TASK. Tally the lines containing "days" and report the number alone.

PROVIDED ENTRIES.
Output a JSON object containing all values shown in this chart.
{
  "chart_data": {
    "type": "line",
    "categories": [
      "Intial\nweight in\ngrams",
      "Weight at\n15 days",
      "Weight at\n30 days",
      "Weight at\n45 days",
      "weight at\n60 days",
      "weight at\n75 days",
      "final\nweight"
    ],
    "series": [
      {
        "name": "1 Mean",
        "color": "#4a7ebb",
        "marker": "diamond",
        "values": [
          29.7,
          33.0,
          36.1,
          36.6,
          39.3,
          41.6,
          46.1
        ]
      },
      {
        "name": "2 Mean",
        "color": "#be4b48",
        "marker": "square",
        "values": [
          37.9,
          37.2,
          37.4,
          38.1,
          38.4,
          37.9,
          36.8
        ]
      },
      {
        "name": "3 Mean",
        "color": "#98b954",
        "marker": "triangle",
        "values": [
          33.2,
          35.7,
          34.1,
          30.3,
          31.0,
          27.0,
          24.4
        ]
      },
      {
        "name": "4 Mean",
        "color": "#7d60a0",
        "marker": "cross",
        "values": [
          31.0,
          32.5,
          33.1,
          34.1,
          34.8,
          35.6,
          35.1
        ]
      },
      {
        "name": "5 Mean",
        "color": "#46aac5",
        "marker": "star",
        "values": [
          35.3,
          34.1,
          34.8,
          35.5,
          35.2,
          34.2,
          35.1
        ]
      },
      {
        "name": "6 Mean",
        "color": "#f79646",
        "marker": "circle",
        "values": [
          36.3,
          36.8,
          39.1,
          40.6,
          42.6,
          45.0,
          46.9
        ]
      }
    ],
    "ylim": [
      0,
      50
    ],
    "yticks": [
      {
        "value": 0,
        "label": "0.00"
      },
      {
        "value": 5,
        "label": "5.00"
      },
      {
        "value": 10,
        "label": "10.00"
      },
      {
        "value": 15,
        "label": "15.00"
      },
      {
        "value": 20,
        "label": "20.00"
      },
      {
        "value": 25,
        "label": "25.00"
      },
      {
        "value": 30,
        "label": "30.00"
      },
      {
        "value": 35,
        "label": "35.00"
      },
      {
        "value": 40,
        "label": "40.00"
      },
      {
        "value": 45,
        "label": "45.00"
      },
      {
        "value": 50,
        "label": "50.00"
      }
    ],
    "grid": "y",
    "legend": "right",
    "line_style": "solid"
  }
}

FINISHED EXERCISE. 5